- WHAT THE TASK REQUIRES -
Transcribe all of the material exactly. Any picture in it should be left out.

Dataset items:

== == ==

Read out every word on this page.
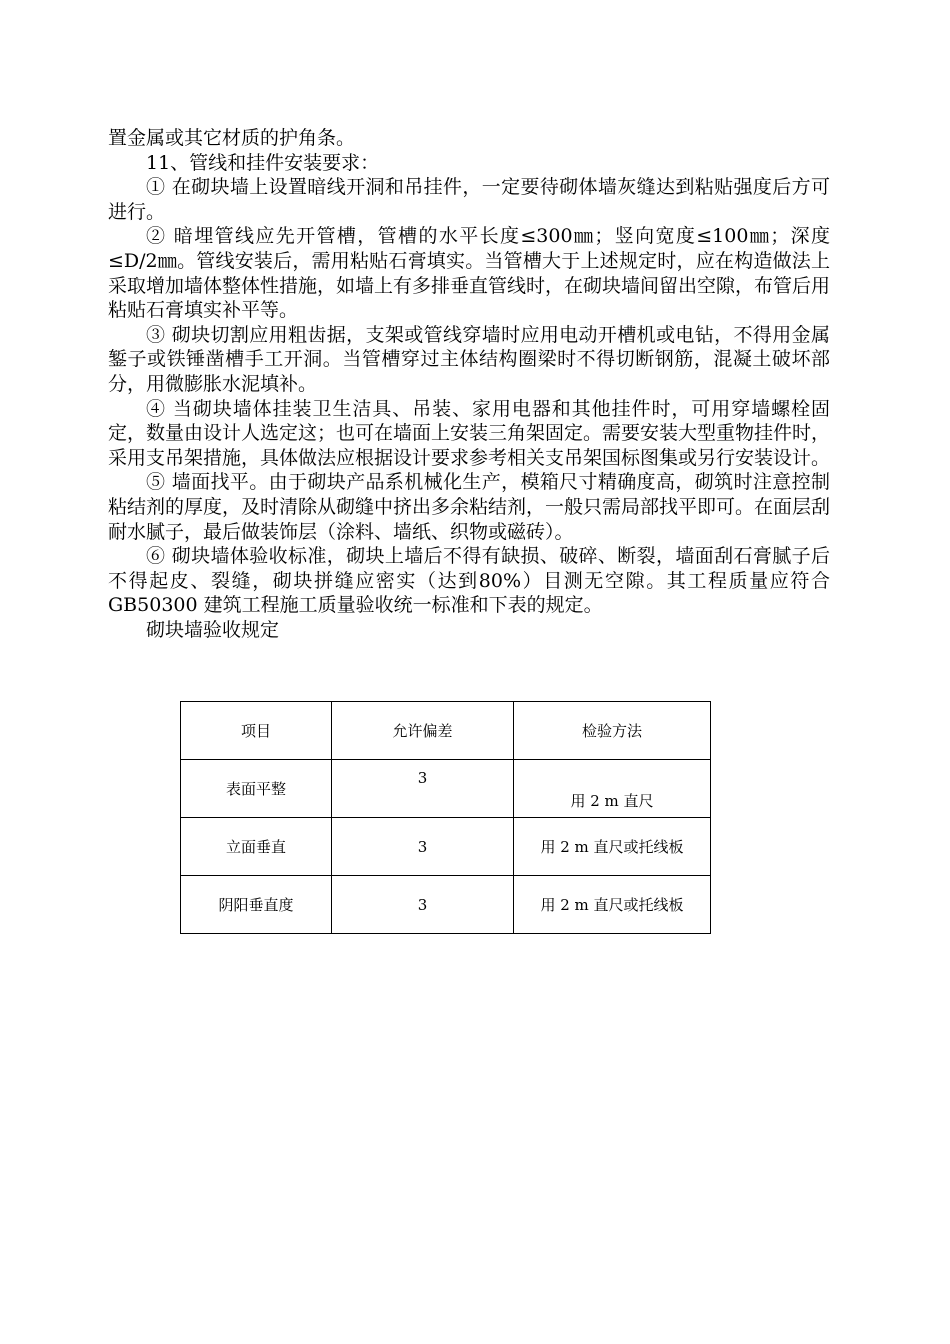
置金属或其它材质的护角条。

11、管线和挂件安装要求：

① 在砌块墙上设置暗线开洞和吊挂件，一定要待砌体墙灰缝达到粘贴强度后方可进行。

② 暗埋管线应先开管槽，管槽的水平长度≤300㎜；竖向宽度≤100㎜；深度≤D/2㎜。管线安装后，需用粘贴石膏填实。当管槽大于上述规定时，应在构造做法上采取增加墙体整体性措施，如墙上有多排垂直管线时，在砌块墙间留出空隙，布管后用粘贴石膏填实补平等。

③ 砌块切割应用粗齿据，支架或管线穿墙时应用电动开槽机或电钻，不得用金属錾子或铁锤凿槽手工开洞。当管槽穿过主体结构圈梁时不得切断钢筋，混凝土破坏部分，用微膨胀水泥填补。

④ 当砌块墙体挂装卫生洁具、吊装、家用电器和其他挂件时，可用穿墙螺栓固定，数量由设计人选定这；也可在墙面上安装三角架固定。需要安装大型重物挂件时，采用支吊架措施，具体做法应根据设计要求参考相关支吊架国标图集或另行安装设计。

⑤ 墙面找平。由于砌块产品系机械化生产，模箱尺寸精确度高，砌筑时注意控制粘结剂的厚度，及时清除从砌缝中挤出多余粘结剂，一般只需局部找平即可。在面层刮耐水腻子，最后做装饰层（涂料、墙纸、织物或磁砖）。

⑥ 砌块墙体验收标准，砌块上墙后不得有缺损、破碎、断裂，墙面刮石膏腻子后不得起皮、裂缝，砌块拼缝应密实（达到80%）目测无空隙。其工程质量应符合 GB50300 建筑工程施工质量验收统一标准和下表的规定。

砌块墙验收规定

项目	允许偏差	检验方法
表面平整	3	用 2 m 直尺

立面垂直	3	用 2 m 直尺或托线板
阴阳垂直度	3	用 2 m 直尺或托线板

== == ==

- SOLUTION FOR THIS TASK -
Read out every word on this page.
置金属或其它材质的护角条。

11、管线和挂件安装要求：

① 在砌块墙上设置暗线开洞和吊挂件，一定要待砌体墙灰缝达到粘贴强度后方可进行。

② 暗埋管线应先开管槽，管槽的水平长度≤300㎜；竖向宽度≤100㎜；深度≤D/2㎜。管线安装后，需用粘贴石膏填实。当管槽大于上述规定时，应在构造做法上采取增加墙体整体性措施，如墙上有多排垂直管线时，在砌块墙间留出空隙，布管后用粘贴石膏填实补平等。

③ 砌块切割应用粗齿据，支架或管线穿墙时应用电动开槽机或电钻，不得用金属錾子或铁锤凿槽手工开洞。当管槽穿过主体结构圈梁时不得切断钢筋，混凝土破坏部分，用微膨胀水泥填补。

④ 当砌块墙体挂装卫生洁具、吊装、家用电器和其他挂件时，可用穿墙螺栓固定，数量由设计人选定这；也可在墙面上安装三角架固定。需要安装大型重物挂件时，采用支吊架措施，具体做法应根据设计要求参考相关支吊架国标图集或另行安装设计。

⑤ 墙面找平。由于砌块产品系机械化生产，模箱尺寸精确度高，砌筑时注意控制粘结剂的厚度，及时清除从砌缝中挤出多余粘结剂，一般只需局部找平即可。在面层刮耐水腻子，最后做装饰层（涂料、墙纸、织物或磁砖）。

⑥ 砌块墙体验收标准，砌块上墙后不得有缺损、破碎、断裂，墙面刮石膏腻子后不得起皮、裂缝，砌块拼缝应密实（达到80%）目测无空隙。其工程质量应符合 GB50300 建筑工程施工质量验收统一标准和下表的规定。

砌块墙验收规定

项目	允许偏差	检验方法
表面平整	3	用 2 m 直尺

立面垂直	3	用 2 m 直尺或托线板
阴阳垂直度	3	用 2 m 直尺或托线板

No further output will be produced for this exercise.